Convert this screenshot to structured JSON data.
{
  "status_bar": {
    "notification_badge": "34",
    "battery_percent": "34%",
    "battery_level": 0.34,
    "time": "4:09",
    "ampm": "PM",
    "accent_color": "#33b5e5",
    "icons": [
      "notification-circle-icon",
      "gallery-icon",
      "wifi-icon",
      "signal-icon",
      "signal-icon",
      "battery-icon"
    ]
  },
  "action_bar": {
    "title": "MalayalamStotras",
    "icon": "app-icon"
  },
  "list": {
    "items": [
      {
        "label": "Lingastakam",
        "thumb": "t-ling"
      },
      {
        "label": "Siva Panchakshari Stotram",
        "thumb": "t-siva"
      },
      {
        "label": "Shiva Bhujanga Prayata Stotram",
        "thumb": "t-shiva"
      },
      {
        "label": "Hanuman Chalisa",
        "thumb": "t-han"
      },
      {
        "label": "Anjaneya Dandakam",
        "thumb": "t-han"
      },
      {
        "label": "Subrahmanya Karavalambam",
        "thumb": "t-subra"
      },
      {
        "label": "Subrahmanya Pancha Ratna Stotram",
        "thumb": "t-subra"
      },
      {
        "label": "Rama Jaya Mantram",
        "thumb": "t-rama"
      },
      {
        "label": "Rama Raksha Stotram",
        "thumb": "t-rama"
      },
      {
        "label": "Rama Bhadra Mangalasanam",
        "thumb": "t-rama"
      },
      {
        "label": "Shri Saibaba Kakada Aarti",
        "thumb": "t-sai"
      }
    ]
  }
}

■ **Problem to solve**
Retype all of the material above with every character intact.

■ **Result for this task**
Convert this screenshot to structured JSON data.
{
  "status_bar": {
    "notification_badge": "34",
    "battery_percent": "34%",
    "battery_level": 0.34,
    "time": "4:09",
    "ampm": "PM",
    "accent_color": "#33b5e5",
    "icons": [
      "notification-circle-icon",
      "gallery-icon",
      "wifi-icon",
      "signal-icon",
      "signal-icon",
      "battery-icon"
    ]
  },
  "action_bar": {
    "title": "MalayalamStotras",
    "icon": "app-icon"
  },
  "list": {
    "items": [
      {
        "label": "Lingastakam",
        "thumb": "t-ling"
      },
      {
        "label": "Siva Panchakshari Stotram",
        "thumb": "t-siva"
      },
      {
        "label": "Shiva Bhujanga Prayata Stotram",
        "thumb": "t-shiva"
      },
      {
        "label": "Hanuman Chalisa",
        "thumb": "t-han"
      },
      {
        "label": "Anjaneya Dandakam",
        "thumb": "t-han"
      },
      {
        "label": "Subrahmanya Karavalambam",
        "thumb": "t-subra"
      },
      {
        "label": "Subrahmanya Pancha Ratna Stotram",
        "thumb": "t-subra"
      },
      {
        "label": "Rama Jaya Mantram",
        "thumb": "t-rama"
      },
      {
        "label": "Rama Raksha Stotram",
        "thumb": "t-rama"
      },
      {
        "label": "Rama Bhadra Mangalasanam",
        "thumb": "t-rama"
      },
      {
        "label": "Shri Saibaba Kakada Aarti",
        "thumb": "t-sai"
      }
    ]
  }
}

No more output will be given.